**TASK INSTRUCTIONS:** Output each entry exactly; skip nothing.

**RECORDS SUPPLIED:**
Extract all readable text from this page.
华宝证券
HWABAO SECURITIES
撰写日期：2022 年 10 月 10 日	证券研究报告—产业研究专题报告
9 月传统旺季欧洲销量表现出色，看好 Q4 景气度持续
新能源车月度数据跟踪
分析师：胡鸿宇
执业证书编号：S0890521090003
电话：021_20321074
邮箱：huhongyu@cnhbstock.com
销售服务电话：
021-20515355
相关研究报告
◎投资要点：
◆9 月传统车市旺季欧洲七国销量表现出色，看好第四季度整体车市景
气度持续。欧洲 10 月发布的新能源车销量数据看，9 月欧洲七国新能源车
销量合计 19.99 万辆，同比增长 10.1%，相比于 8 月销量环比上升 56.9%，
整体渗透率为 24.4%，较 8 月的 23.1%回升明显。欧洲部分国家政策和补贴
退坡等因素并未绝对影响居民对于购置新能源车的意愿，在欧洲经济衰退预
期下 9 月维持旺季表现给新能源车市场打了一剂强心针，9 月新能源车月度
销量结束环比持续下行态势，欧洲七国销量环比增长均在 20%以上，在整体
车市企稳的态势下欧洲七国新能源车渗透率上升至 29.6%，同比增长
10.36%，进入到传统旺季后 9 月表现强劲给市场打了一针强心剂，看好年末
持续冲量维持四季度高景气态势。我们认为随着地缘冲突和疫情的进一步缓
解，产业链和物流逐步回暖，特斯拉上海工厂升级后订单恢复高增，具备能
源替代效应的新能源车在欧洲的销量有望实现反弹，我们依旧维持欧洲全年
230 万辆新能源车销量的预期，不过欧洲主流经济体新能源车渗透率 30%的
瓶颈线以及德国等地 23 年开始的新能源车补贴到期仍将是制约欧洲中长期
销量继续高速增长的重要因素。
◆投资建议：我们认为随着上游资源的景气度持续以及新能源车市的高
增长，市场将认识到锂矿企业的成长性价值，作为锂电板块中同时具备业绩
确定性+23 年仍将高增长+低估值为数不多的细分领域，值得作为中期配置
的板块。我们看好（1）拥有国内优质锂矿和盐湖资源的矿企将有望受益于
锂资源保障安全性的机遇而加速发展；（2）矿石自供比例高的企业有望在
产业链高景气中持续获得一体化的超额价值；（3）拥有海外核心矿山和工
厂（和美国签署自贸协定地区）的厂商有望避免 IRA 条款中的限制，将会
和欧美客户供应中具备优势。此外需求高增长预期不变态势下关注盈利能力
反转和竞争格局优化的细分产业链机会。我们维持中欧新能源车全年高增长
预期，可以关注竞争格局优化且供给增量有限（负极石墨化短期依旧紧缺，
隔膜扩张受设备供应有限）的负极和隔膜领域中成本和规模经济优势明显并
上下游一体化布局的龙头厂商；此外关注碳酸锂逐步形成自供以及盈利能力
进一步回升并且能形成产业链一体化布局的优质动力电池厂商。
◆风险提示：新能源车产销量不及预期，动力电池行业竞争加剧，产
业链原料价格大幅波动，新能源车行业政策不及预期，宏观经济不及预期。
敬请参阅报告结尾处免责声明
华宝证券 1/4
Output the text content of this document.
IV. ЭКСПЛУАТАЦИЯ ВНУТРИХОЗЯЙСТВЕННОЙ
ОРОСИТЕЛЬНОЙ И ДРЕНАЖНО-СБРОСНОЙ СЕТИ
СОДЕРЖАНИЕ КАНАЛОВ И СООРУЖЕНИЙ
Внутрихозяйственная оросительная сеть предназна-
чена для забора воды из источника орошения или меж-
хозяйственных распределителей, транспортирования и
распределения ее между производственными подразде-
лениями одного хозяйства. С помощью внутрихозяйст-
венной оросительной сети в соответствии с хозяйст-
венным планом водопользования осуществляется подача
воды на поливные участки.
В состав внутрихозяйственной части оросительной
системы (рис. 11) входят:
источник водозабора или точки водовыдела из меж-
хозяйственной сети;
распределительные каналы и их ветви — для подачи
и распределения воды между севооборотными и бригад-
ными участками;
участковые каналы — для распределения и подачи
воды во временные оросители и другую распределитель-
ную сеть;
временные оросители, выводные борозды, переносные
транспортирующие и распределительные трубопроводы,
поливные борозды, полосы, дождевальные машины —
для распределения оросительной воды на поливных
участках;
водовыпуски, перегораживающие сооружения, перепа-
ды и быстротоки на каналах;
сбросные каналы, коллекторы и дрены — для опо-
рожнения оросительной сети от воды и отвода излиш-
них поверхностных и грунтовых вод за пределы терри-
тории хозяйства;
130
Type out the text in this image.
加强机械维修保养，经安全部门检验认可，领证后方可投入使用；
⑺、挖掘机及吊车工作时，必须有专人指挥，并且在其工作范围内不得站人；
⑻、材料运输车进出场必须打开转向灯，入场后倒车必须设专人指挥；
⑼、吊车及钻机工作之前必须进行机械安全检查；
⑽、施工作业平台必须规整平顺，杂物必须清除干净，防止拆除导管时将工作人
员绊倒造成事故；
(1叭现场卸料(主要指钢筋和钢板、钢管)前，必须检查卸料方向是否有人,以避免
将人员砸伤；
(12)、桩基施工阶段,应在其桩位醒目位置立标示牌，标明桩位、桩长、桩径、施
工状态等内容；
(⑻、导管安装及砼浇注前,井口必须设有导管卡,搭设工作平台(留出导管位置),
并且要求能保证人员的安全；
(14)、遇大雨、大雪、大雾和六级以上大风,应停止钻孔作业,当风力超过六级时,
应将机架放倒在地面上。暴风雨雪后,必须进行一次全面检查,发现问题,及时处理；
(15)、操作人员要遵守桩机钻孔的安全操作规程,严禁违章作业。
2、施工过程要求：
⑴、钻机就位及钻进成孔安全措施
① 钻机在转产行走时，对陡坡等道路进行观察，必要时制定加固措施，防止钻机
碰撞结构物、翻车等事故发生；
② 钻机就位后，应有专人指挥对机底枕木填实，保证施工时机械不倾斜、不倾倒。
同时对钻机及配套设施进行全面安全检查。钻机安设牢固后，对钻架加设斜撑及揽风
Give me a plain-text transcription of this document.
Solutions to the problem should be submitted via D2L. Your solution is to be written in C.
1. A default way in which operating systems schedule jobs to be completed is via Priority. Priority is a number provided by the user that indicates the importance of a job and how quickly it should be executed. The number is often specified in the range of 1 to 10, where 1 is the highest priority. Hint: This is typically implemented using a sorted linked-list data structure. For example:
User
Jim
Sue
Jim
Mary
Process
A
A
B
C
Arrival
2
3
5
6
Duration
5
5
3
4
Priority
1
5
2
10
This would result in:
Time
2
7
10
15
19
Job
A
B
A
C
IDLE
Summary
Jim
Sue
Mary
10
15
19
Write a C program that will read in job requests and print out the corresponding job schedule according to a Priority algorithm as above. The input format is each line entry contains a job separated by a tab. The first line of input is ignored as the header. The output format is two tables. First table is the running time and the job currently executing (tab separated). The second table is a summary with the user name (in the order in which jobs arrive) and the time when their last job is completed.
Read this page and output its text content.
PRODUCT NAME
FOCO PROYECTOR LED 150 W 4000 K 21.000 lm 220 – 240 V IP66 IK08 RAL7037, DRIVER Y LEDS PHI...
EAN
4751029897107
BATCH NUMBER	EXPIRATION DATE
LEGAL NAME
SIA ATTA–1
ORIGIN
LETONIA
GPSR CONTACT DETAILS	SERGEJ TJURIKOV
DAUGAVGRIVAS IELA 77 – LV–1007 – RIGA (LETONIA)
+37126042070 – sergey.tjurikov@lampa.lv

**FINISHED ANSWER:**
Extract all readable text from this page.
华宝证券
HWABAO SECURITIES
撰写日期：2022 年 10 月 10 日	证券研究报告—产业研究专题报告
9 月传统旺季欧洲销量表现出色，看好 Q4 景气度持续
新能源车月度数据跟踪
分析师：胡鸿宇
执业证书编号：S0890521090003
电话：021_20321074
邮箱：huhongyu@cnhbstock.com
销售服务电话：
021-20515355
相关研究报告
◎投资要点：
◆9 月传统车市旺季欧洲七国销量表现出色，看好第四季度整体车市景
气度持续。欧洲 10 月发布的新能源车销量数据看，9 月欧洲七国新能源车
销量合计 19.99 万辆，同比增长 10.1%，相比于 8 月销量环比上升 56.9%，
整体渗透率为 24.4%，较 8 月的 23.1%回升明显。欧洲部分国家政策和补贴
退坡等因素并未绝对影响居民对于购置新能源车的意愿，在欧洲经济衰退预
期下 9 月维持旺季表现给新能源车市场打了一剂强心针，9 月新能源车月度
销量结束环比持续下行态势，欧洲七国销量环比增长均在 20%以上，在整体
车市企稳的态势下欧洲七国新能源车渗透率上升至 29.6%，同比增长
10.36%，进入到传统旺季后 9 月表现强劲给市场打了一针强心剂，看好年末
持续冲量维持四季度高景气态势。我们认为随着地缘冲突和疫情的进一步缓
解，产业链和物流逐步回暖，特斯拉上海工厂升级后订单恢复高增，具备能
源替代效应的新能源车在欧洲的销量有望实现反弹，我们依旧维持欧洲全年
230 万辆新能源车销量的预期，不过欧洲主流经济体新能源车渗透率 30%的
瓶颈线以及德国等地 23 年开始的新能源车补贴到期仍将是制约欧洲中长期
销量继续高速增长的重要因素。
◆投资建议：我们认为随着上游资源的景气度持续以及新能源车市的高
增长，市场将认识到锂矿企业的成长性价值，作为锂电板块中同时具备业绩
确定性+23 年仍将高增长+低估值为数不多的细分领域，值得作为中期配置
的板块。我们看好（1）拥有国内优质锂矿和盐湖资源的矿企将有望受益于
锂资源保障安全性的机遇而加速发展；（2）矿石自供比例高的企业有望在
产业链高景气中持续获得一体化的超额价值；（3）拥有海外核心矿山和工
厂（和美国签署自贸协定地区）的厂商有望避免 IRA 条款中的限制，将会
和欧美客户供应中具备优势。此外需求高增长预期不变态势下关注盈利能力
反转和竞争格局优化的细分产业链机会。我们维持中欧新能源车全年高增长
预期，可以关注竞争格局优化且供给增量有限（负极石墨化短期依旧紧缺，
隔膜扩张受设备供应有限）的负极和隔膜领域中成本和规模经济优势明显并
上下游一体化布局的龙头厂商；此外关注碳酸锂逐步形成自供以及盈利能力
进一步回升并且能形成产业链一体化布局的优质动力电池厂商。
◆风险提示：新能源车产销量不及预期，动力电池行业竞争加剧，产
业链原料价格大幅波动，新能源车行业政策不及预期，宏观经济不及预期。
敬请参阅报告结尾处免责声明
华宝证券 1/4
Output the text content of this document.
IV. ЭКСПЛУАТАЦИЯ ВНУТРИХОЗЯЙСТВЕННОЙ
ОРОСИТЕЛЬНОЙ И ДРЕНАЖНО-СБРОСНОЙ СЕТИ
СОДЕРЖАНИЕ КАНАЛОВ И СООРУЖЕНИЙ
Внутрихозяйственная оросительная сеть предназна-
чена для забора воды из источника орошения или меж-
хозяйственных распределителей, транспортирования и
распределения ее между производственными подразде-
лениями одного хозяйства. С помощью внутрихозяйст-
венной оросительной сети в соответствии с хозяйст-
венным планом водопользования осуществляется подача
воды на поливные участки.
В состав внутрихозяйственной части оросительной
системы (рис. 11) входят:
источник водозабора или точки водовыдела из меж-
хозяйственной сети;
распределительные каналы и их ветви — для подачи
и распределения воды между севооборотными и бригад-
ными участками;
участковые каналы — для распределения и подачи
воды во временные оросители и другую распределитель-
ную сеть;
временные оросители, выводные борозды, переносные
транспортирующие и распределительные трубопроводы,
поливные борозды, полосы, дождевальные машины —
для распределения оросительной воды на поливных
участках;
водовыпуски, перегораживающие сооружения, перепа-
ды и быстротоки на каналах;
сбросные каналы, коллекторы и дрены — для опо-
рожнения оросительной сети от воды и отвода излиш-
них поверхностных и грунтовых вод за пределы терри-
тории хозяйства;
130
Type out the text in this image.
加强机械维修保养，经安全部门检验认可，领证后方可投入使用；
⑺、挖掘机及吊车工作时，必须有专人指挥，并且在其工作范围内不得站人；
⑻、材料运输车进出场必须打开转向灯，入场后倒车必须设专人指挥；
⑼、吊车及钻机工作之前必须进行机械安全检查；
⑽、施工作业平台必须规整平顺，杂物必须清除干净，防止拆除导管时将工作人
员绊倒造成事故；
(1叭现场卸料(主要指钢筋和钢板、钢管)前，必须检查卸料方向是否有人,以避免
将人员砸伤；
(12)、桩基施工阶段,应在其桩位醒目位置立标示牌，标明桩位、桩长、桩径、施
工状态等内容；
(⑻、导管安装及砼浇注前,井口必须设有导管卡,搭设工作平台(留出导管位置),
并且要求能保证人员的安全；
(14)、遇大雨、大雪、大雾和六级以上大风,应停止钻孔作业,当风力超过六级时,
应将机架放倒在地面上。暴风雨雪后,必须进行一次全面检查,发现问题,及时处理；
(15)、操作人员要遵守桩机钻孔的安全操作规程,严禁违章作业。
2、施工过程要求：
⑴、钻机就位及钻进成孔安全措施
① 钻机在转产行走时，对陡坡等道路进行观察，必要时制定加固措施，防止钻机
碰撞结构物、翻车等事故发生；
② 钻机就位后，应有专人指挥对机底枕木填实，保证施工时机械不倾斜、不倾倒。
同时对钻机及配套设施进行全面安全检查。钻机安设牢固后，对钻架加设斜撑及揽风
Give me a plain-text transcription of this document.
Solutions to the problem should be submitted via D2L. Your solution is to be written in C.
1. A default way in which operating systems schedule jobs to be completed is via Priority. Priority is a number provided by the user that indicates the importance of a job and how quickly it should be executed. The number is often specified in the range of 1 to 10, where 1 is the highest priority. Hint: This is typically implemented using a sorted linked-list data structure. For example:
User
Jim
Sue
Jim
Mary
Process
A
A
B
C
Arrival
2
3
5
6
Duration
5
5
3
4
Priority
1
5
2
10
This would result in:
Time
2
7
10
15
19
Job
A
B
A
C
IDLE
Summary
Jim
Sue
Mary
10
15
19
Write a C program that will read in job requests and print out the corresponding job schedule according to a Priority algorithm as above. The input format is each line entry contains a job separated by a tab. The first line of input is ignored as the header. The output format is two tables. First table is the running time and the job currently executing (tab separated). The second table is a summary with the user name (in the order in which jobs arrive) and the time when their last job is completed.
Read this page and output its text content.
PRODUCT NAME
FOCO PROYECTOR LED 150 W 4000 K 21.000 lm 220 – 240 V IP66 IK08 RAL7037, DRIVER Y LEDS PHI...
EAN
4751029897107
BATCH NUMBER	EXPIRATION DATE
LEGAL NAME
SIA ATTA–1
ORIGIN
LETONIA
GPSR CONTACT DETAILS	SERGEJ TJURIKOV
DAUGAVGRIVAS IELA 77 – LV–1007 – RIGA (LETONIA)
+37126042070 – sergey.tjurikov@lampa.lv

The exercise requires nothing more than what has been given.